__PROBLEM DESCRIPTION__.
Leave every picture out and write out the records below exactly.

[Recorded data]
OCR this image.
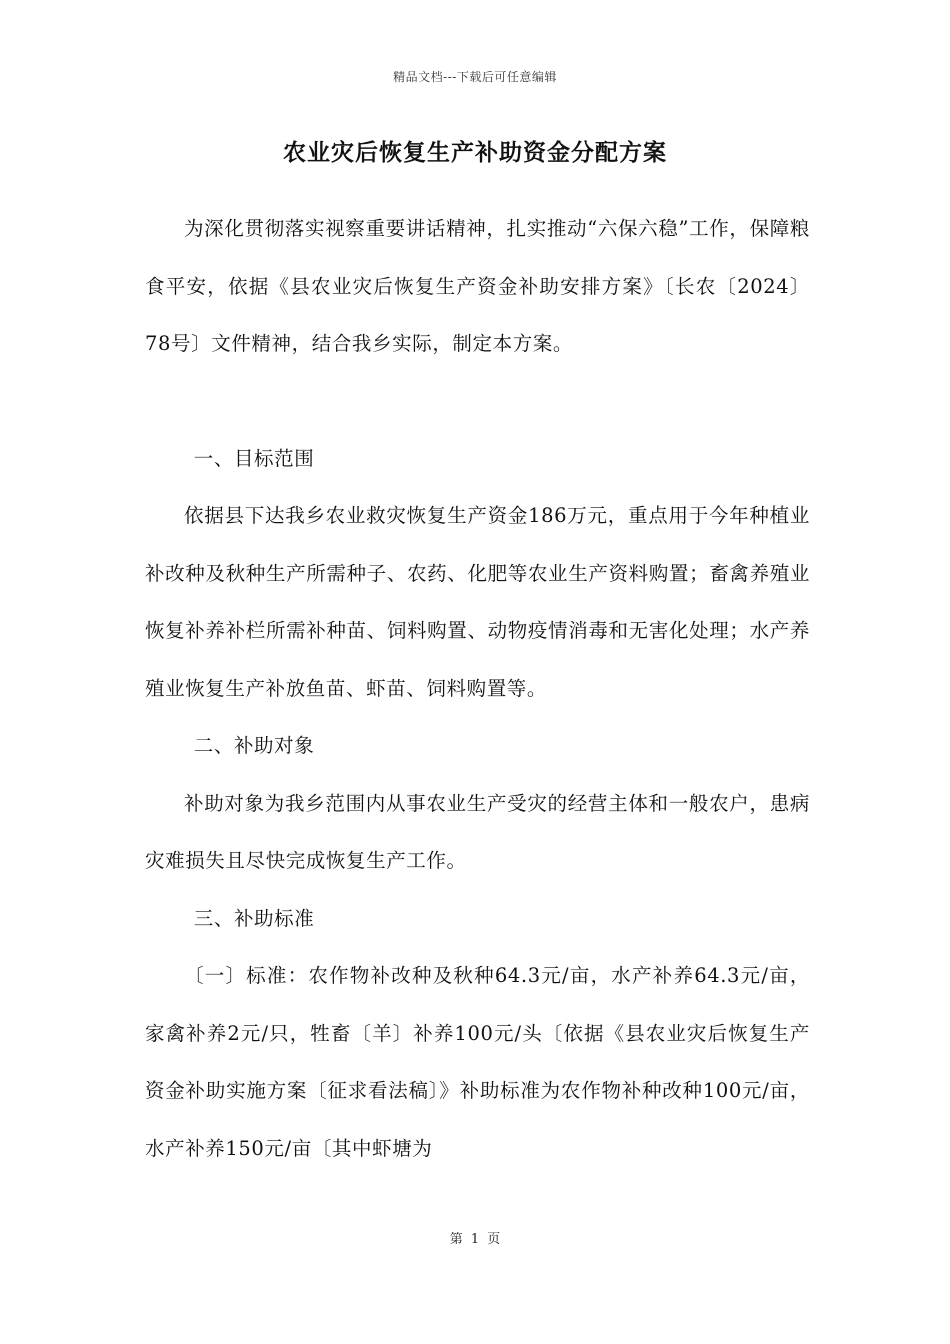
精品文档---下载后可任意编辑
农业灾后恢复生产补助资金分配方案

为深化贯彻落实视察重要讲话精神，扎实推动“六保六稳”工作，保障粮食平安，依据《县农业灾后恢复生产资金补助安排方案》〔长农〔2024〕78号〕文件精神，结合我乡实际，制定本方案。

一、目标范围

依据县下达我乡农业救灾恢复生产资金186万元，重点用于今年种植业补改种及秋种生产所需种子、农药、化肥等农业生产资料购置；畜禽养殖业恢复补养补栏所需补种苗、饲料购置、动物疫情消毒和无害化处理；水产养殖业恢复生产补放鱼苗、虾苗、饲料购置等。

二、补助对象

补助对象为我乡范围内从事农业生产受灾的经营主体和一般农户，患病灾难损失且尽快完成恢复生产工作。

三、补助标准

〔一〕标准：农作物补改种及秋种64.3元/亩，水产补养64.3元/亩，家禽补养2元/只，牲畜〔羊〕补养100元/头〔依据《县农业灾后恢复生产资金补助实施方案〔征求看法稿〕》补助标准为农作物补种改种100元/亩，水产补养150元/亩〔其中虾塘为

第 1 页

__SOLUTION BELOW__.
OCR this image.
精品文档---下载后可任意编辑
农业灾后恢复生产补助资金分配方案

为深化贯彻落实视察重要讲话精神，扎实推动“六保六稳”工作，保障粮食平安，依据《县农业灾后恢复生产资金补助安排方案》〔长农〔2024〕78号〕文件精神，结合我乡实际，制定本方案。

一、目标范围

依据县下达我乡农业救灾恢复生产资金186万元，重点用于今年种植业补改种及秋种生产所需种子、农药、化肥等农业生产资料购置；畜禽养殖业恢复补养补栏所需补种苗、饲料购置、动物疫情消毒和无害化处理；水产养殖业恢复生产补放鱼苗、虾苗、饲料购置等。

二、补助对象

补助对象为我乡范围内从事农业生产受灾的经营主体和一般农户，患病灾难损失且尽快完成恢复生产工作。

三、补助标准

〔一〕标准：农作物补改种及秋种64.3元/亩，水产补养64.3元/亩，家禽补养2元/只，牲畜〔羊〕补养100元/头〔依据《县农业灾后恢复生产资金补助实施方案〔征求看法稿〕》补助标准为农作物补种改种100元/亩，水产补养150元/亩〔其中虾塘为

第 1 页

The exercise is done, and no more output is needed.